PROVIDED MATERIAL

_ _ _ _

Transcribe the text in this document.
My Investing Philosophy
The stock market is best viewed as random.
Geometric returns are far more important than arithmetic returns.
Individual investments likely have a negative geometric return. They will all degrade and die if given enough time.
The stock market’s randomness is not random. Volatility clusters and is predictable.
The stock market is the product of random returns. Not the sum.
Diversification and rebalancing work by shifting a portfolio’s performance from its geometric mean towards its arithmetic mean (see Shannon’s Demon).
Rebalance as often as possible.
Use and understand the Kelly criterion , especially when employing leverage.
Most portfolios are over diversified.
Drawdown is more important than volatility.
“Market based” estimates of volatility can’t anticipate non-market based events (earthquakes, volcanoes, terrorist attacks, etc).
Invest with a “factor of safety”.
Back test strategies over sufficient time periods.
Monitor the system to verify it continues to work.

_ _ _ _

AIM
Above are the records; copy all of them exactly.

ANSWER TO THE PROBLEM
Transcribe the text in this document.
My Investing Philosophy
The stock market is best viewed as random.
Geometric returns are far more important than arithmetic returns.
Individual investments likely have a negative geometric return. They will all degrade and die if given enough time.
The stock market’s randomness is not random. Volatility clusters and is predictable.
The stock market is the product of random returns. Not the sum.
Diversification and rebalancing work by shifting a portfolio’s performance from its geometric mean towards its arithmetic mean (see Shannon’s Demon).
Rebalance as often as possible.
Use and understand the Kelly criterion , especially when employing leverage.
Most portfolios are over diversified.
Drawdown is more important than volatility.
“Market based” estimates of volatility can’t anticipate non-market based events (earthquakes, volcanoes, terrorist attacks, etc).
Invest with a “factor of safety”.
Back test strategies over sufficient time periods.
Monitor the system to verify it continues to work.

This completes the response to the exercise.